- Stated exercise -
Do any lines in the data below contain "content"? If so, copy every one of them.

- Supplied data -
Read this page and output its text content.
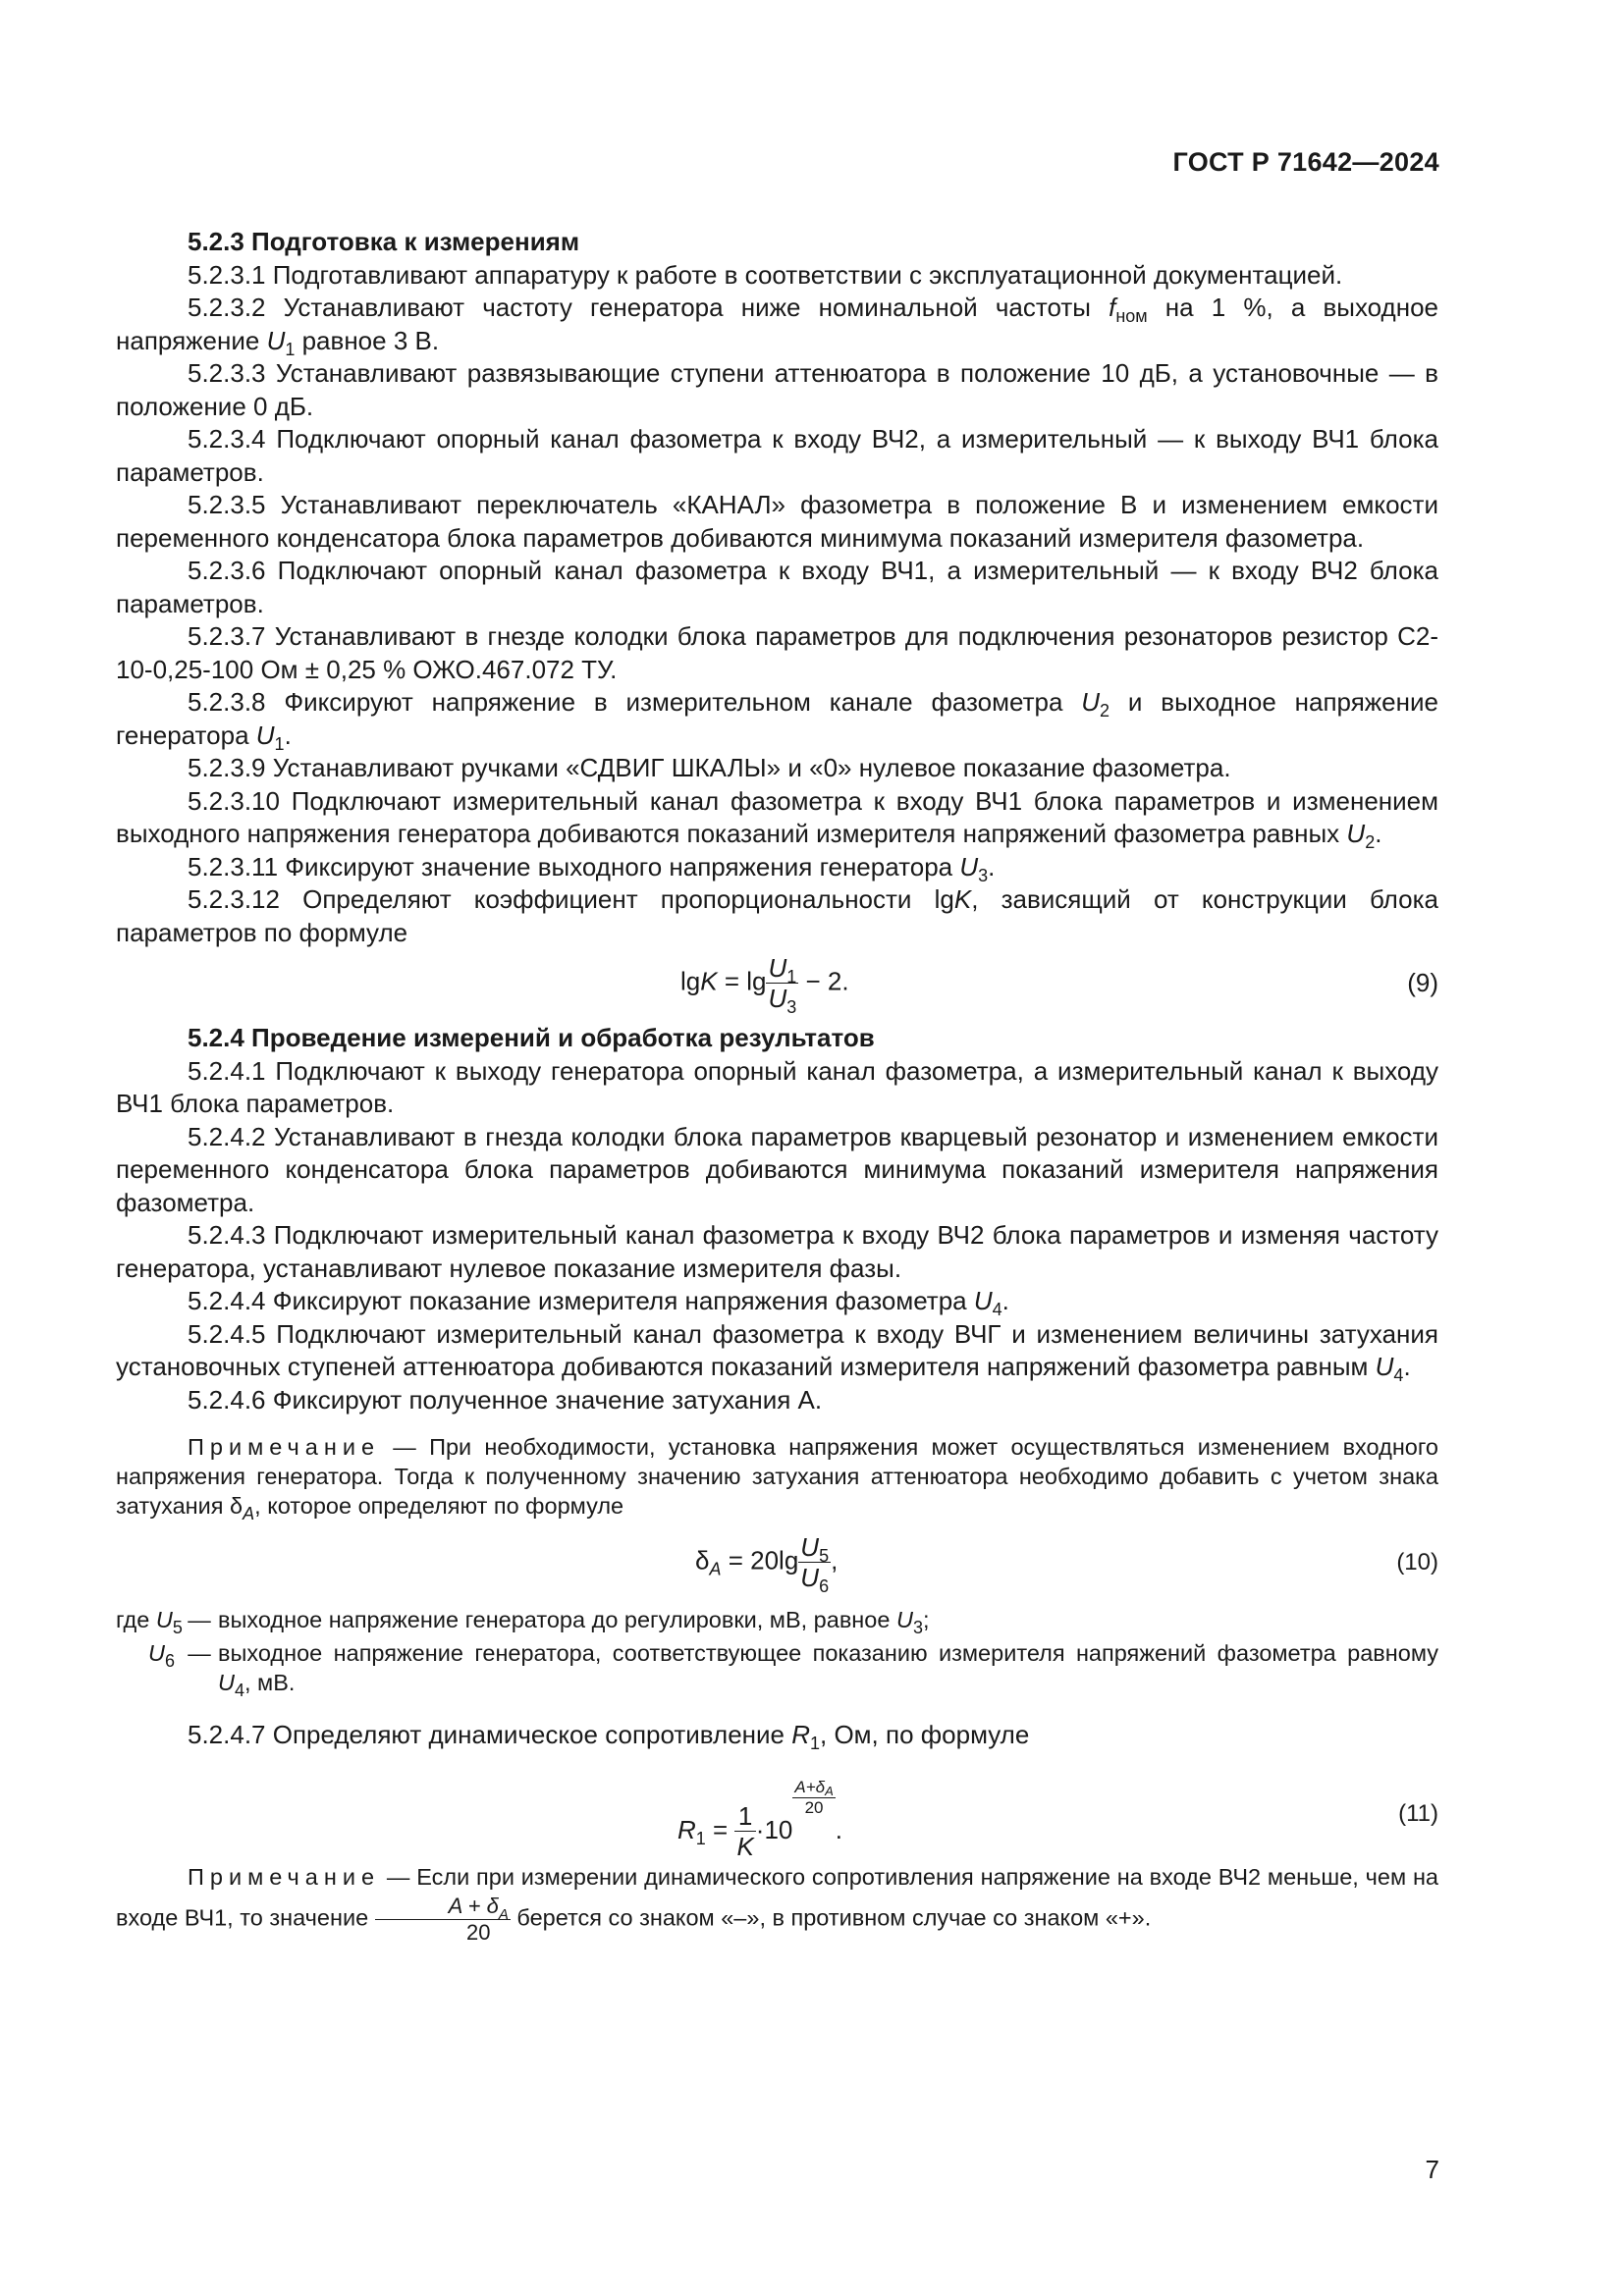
ГОСТ Р 71642—2024

5.2.3 Подготовка к измерениям

5.2.3.1 Подготавливают аппаратуру к работе в соответствии с эксплуатационной документацией.

5.2.3.2 Устанавливают частоту генератора ниже номинальной частоты $f_{ном}$ на 1 %, а выходное напряжение $U_1$ равное 3 В.

5.2.3.3 Устанавливают развязывающие ступени аттенюатора в положение 10 дБ, а установочные — в положение 0 дБ.

5.2.3.4 Подключают опорный канал фазометра к входу ВЧ2, а измерительный — к выходу ВЧ1 блока параметров.

5.2.3.5 Устанавливают переключатель «КАНАЛ» фазометра в положение В и изменением емкости переменного конденсатора блока параметров добиваются минимума показаний измерителя фазометра.

5.2.3.6 Подключают опорный канал фазометра к входу ВЧ1, а измерительный — к входу ВЧ2 блока параметров.

5.2.3.7 Устанавливают в гнезде колодки блока параметров для подключения резонаторов резистор С2-10-0,25-100 Ом ± 0,25 % ОЖО.467.072 ТУ.

5.2.3.8 Фиксируют напряжение в измерительном канале фазометра $U_2$ и выходное напряжение генератора $U_1$.

5.2.3.9 Устанавливают ручками «СДВИГ ШКАЛЫ» и «0» нулевое показание фазометра.

5.2.3.10 Подключают измерительный канал фазометра к входу ВЧ1 блока параметров и изменением выходного напряжения генератора добиваются показаний измерителя напряжений фазометра равных $U_2$.

5.2.3.11 Фиксируют значение выходного напряжения генератора $U_3$.

5.2.3.12 Определяют коэффициент пропорциональности lgK, зависящий от конструкции блока параметров по формуле

$\lg K = \lg \frac{U_1}{U_3} - 2$.	(9)

5.2.4 Проведение измерений и обработка результатов

5.2.4.1 Подключают к выходу генератора опорный канал фазометра, а измерительный канал к выходу ВЧ1 блока параметров.

5.2.4.2 Устанавливают в гнезда колодки блока параметров кварцевый резонатор и изменением емкости переменного конденсатора блока параметров добиваются минимума показаний измерителя напряжения фазометра.

5.2.4.3 Подключают измерительный канал фазометра к входу ВЧ2 блока параметров и изменяя частоту генератора, устанавливают нулевое показание измерителя фазы.

5.2.4.4 Фиксируют показание измерителя напряжения фазометра $U_4$.

5.2.4.5 Подключают измерительный канал фазометра к входу ВЧГ и изменением величины затухания установочных ступеней аттенюатора добиваются показаний измерителя напряжений фазометра равным $U_4$.

5.2.4.6 Фиксируют полученное значение затухания А.

Примечание — При необходимости, установка напряжения может осуществляться изменением входного напряжения генератора. Тогда к полученному значению затухания аттенюатора необходимо добавить с учетом знака затухания $\delta_A$, которое определяют по формуле

$\delta_A = 20\lg \frac{U_5}{U_6}$ ,	(10)
где $U_5$ — выходное напряжение генератора до регулировки, мВ, равное $U_3$;
$U_6$ — выходное напряжение генератора, соответствующее показанию измерителя напряжений фазометра равному $U_4$, мВ.

5.2.4.7 Определяют динамическое сопротивление $R_1$, Ом, по формуле

$R_1 = \frac{1}{K} \cdot 10$
$\frac{A+\delta_A}{20}$
.
(11)

Примечание — Если при измерении динамического сопротивления напряжение на входе ВЧ2 меньше, чем на входе ВЧ1, то значение $\frac{A + \delta_A}{20}$ берется со знаком «–», в противном случае со знаком «+».

7
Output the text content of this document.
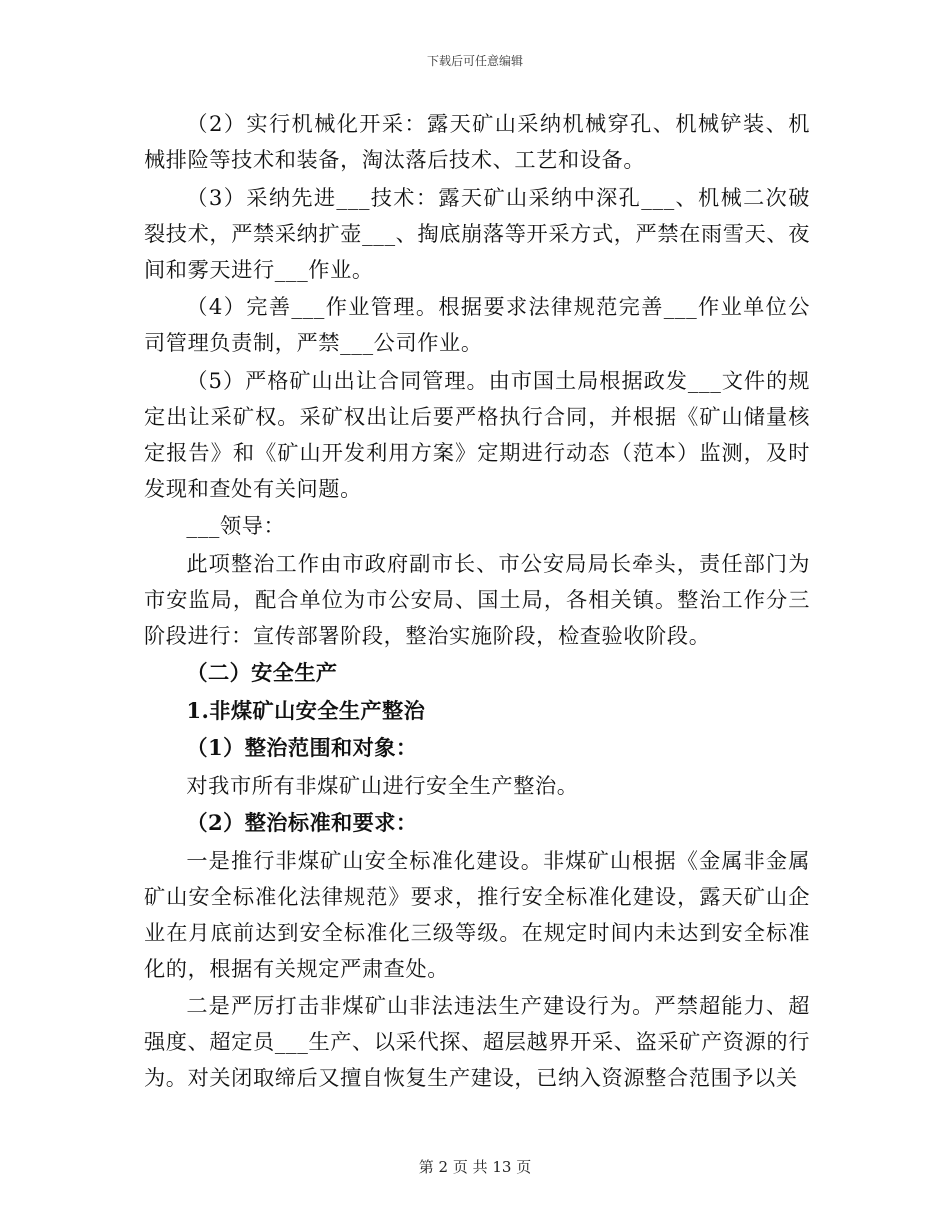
下载后可任意编辑

（2）实行机械化开采：露天矿山采纳机械穿孔、机械铲装、机械排险等技术和装备，淘汰落后技术、工艺和设备。

（3）采纳先进___技术：露天矿山采纳中深孔___、机械二次破裂技术，严禁采纳扩壶___、掏底崩落等开采方式，严禁在雨雪天、夜间和雾天进行___作业。

（4）完善___作业管理。根据要求法律规范完善___作业单位公司管理负责制，严禁___公司作业。

（5）严格矿山出让合同管理。由市国土局根据政发___文件的规定出让采矿权。采矿权出让后要严格执行合同，并根据《矿山储量核定报告》和《矿山开发利用方案》定期进行动态（范本）监测，及时发现和查处有关问题。

___领导：

此项整治工作由市政府副市长、市公安局局长牵头，责任部门为市安监局，配合单位为市公安局、国土局，各相关镇。整治工作分三阶段进行：宣传部署阶段，整治实施阶段，检查验收阶段。

（二）安全生产

1.非煤矿山安全生产整治

（1）整治范围和对象：

对我市所有非煤矿山进行安全生产整治。

（2）整治标准和要求：

一是推行非煤矿山安全标准化建设。非煤矿山根据《金属非金属矿山安全标准化法律规范》要求，推行安全标准化建设，露天矿山企业在月底前达到安全标准化三级等级。在规定时间内未达到安全标准化的，根据有关规定严肃查处。

二是严厉打击非煤矿山非法违法生产建设行为。严禁超能力、超强度、超定员___生产、以采代探、超层越界开采、盗采矿产资源的行为。对关闭取缔后又擅自恢复生产建设，已纳入资源整合范围予以关

第 2 页 共 13 页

- Task output -
Read this page and output its text content.
Output the text content of this document.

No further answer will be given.